**PAGE EXTRACT**
--------------------------------
# Septic Flies



## SCRich (Feb 27, 2008)

I went to another forum and asked but apparently no one there understands what a septic/sewer fly is. 

I have a section of my home which is actually a 2nd home, it beloned to my mother who passed away in Feb. That 1,500sqft section has it's own 2 baths, and kitchen and I am getting septic flies coming in. I run water in all the drains every 2 weeks but apparently that is not enough. 

I had one person tell me to use sponges in the main drain line to seran wrap on the drains...we do go there every so often to clean and that would not be practical. Another person told me to be careful since I have flies that I can get snakes and rats to come in! Come on..my septic tank is not wide open, these are just flies, has no one ever opened their own septic tank at all, it's natural! Is their any other way to prevent this? I know they are normal but with unused drains it becomes a big problem. 

Thanks!


----------



## Cabin Fever (May 10, 2002)

That's a new one on me. I'd suspect some kind of house flies are laying eggs in the bathroom traps, and after going thru the larvae stage are hatching into flies.

Flies - or any other respirating critter that require oxygen - cannot survive in the septic tank where the atmosphere and liquid contains no appreciable oxygen but plenty of hydrogen sulfide, methane and other toxic gases.


----------



## Ross (May 9, 2002)

I've worked on septic system before everything from pumping to installing them and I've never heard of such. Perhaps what Cabin says about the traps is right, or maybe they're cluster flies, coming out of the wood work and falling in the drains?
--------------------------------
**THE DATA**
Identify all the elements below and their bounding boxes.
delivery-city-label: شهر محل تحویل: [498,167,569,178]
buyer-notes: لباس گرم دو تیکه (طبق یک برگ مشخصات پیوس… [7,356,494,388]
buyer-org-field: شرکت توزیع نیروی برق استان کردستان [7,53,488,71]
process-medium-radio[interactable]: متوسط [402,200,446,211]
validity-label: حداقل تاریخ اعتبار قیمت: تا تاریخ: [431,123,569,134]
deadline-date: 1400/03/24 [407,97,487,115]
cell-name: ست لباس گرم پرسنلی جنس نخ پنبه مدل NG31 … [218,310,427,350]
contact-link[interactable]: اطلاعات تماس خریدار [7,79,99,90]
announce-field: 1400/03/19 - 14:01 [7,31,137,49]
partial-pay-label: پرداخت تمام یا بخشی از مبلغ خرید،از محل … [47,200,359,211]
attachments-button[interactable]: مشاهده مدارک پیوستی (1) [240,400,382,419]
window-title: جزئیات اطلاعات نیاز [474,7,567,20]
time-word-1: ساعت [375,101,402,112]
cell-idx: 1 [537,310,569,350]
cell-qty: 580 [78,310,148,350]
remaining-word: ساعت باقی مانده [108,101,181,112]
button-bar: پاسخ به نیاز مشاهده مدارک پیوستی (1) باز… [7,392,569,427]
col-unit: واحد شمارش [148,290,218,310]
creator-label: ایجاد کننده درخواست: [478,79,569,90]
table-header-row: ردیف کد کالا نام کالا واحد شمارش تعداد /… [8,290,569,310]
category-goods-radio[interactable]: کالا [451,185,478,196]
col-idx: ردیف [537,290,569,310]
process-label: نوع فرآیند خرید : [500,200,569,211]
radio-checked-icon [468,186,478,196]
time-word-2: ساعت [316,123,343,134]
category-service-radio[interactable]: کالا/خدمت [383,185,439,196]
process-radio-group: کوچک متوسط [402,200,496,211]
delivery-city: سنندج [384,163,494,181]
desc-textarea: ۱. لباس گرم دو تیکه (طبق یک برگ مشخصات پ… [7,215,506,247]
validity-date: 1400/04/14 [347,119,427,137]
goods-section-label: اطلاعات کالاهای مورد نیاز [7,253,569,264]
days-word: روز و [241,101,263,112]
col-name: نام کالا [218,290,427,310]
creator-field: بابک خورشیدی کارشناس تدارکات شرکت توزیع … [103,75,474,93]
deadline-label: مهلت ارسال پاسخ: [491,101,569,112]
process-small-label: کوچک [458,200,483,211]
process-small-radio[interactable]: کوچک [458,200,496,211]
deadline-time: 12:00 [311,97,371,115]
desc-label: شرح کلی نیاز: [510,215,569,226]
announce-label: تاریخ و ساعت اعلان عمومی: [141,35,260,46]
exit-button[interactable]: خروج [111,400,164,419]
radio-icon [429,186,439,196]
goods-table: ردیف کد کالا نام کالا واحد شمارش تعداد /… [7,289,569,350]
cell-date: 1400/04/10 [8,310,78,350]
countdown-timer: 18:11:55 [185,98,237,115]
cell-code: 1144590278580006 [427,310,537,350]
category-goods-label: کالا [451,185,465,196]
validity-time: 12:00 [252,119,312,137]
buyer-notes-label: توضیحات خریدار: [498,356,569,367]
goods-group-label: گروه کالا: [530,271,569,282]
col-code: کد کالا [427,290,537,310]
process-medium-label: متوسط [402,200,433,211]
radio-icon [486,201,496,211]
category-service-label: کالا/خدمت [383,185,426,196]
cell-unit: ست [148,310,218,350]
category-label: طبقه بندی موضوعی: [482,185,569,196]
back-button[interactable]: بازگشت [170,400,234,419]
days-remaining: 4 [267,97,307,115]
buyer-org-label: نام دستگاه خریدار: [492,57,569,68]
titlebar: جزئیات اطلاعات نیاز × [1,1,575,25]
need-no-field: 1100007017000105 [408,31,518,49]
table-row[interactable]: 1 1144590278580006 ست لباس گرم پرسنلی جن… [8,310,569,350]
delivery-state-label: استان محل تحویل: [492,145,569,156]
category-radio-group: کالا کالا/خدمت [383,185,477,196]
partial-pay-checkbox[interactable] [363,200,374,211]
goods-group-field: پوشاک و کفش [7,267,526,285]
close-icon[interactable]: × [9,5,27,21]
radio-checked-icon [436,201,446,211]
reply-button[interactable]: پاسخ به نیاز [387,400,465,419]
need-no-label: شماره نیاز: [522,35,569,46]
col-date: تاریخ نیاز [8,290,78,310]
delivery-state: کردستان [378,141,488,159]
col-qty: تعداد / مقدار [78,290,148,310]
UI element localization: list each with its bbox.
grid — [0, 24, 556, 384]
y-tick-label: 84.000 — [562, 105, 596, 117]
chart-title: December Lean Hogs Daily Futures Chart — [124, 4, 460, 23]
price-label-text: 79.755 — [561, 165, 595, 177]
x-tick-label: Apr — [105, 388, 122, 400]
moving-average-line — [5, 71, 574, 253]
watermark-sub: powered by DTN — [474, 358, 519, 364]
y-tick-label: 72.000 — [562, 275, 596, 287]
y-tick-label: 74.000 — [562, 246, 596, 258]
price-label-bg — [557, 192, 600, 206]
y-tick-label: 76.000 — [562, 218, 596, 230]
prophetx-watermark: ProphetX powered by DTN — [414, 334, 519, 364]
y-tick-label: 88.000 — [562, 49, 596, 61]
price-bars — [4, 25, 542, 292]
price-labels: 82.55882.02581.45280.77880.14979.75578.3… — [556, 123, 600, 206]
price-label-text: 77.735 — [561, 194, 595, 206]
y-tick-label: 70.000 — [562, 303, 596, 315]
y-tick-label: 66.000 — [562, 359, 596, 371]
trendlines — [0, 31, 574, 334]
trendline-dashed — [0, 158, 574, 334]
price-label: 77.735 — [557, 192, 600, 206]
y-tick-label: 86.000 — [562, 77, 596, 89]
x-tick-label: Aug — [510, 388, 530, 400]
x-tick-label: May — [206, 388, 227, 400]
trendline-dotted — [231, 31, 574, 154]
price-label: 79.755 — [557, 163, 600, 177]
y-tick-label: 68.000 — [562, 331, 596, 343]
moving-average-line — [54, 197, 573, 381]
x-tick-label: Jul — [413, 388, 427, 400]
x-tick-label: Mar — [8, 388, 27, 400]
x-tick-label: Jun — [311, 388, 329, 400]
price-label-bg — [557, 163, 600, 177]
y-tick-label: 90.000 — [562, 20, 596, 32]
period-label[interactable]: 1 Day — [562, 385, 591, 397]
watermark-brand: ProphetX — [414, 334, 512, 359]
--------------------------------
**YOUR TASKS**
[A] List everyone who posted in the septic flies thread, along with the date shown for each post.
[B] Add the next post to the septic flies thread, picking up after Ross's reply.

**ANSWERS PROVIDED**
[A] SCRich (Feb 27, 2008); Cabin Fever (May 10, 2002); Ross (May 9, 2002)

[B]
----------



## SCRich (Feb 27, 2008)

From the Internet
Insects
Mosquitoes and flies can be a problem if they enter and breed in a septic tank. Strangely, this is not often mentioned in literature on the subject. Mosquitoes and flies can enter through the plumbing vent of the house, go down through the 4-inch drain pipe and through the inlet tee to the tank. They can then breed in the tank and travel via the same route, reversed, to the outside world. You can cover the top of the vent with a capper of stainless steel screen. Another place for mosquito entry can be tanks with wood or fiberglass risers; here the manhole covers can be sealed with roof patch or a plastic sheet over the lids, then covered with a few shovelfuls of sand.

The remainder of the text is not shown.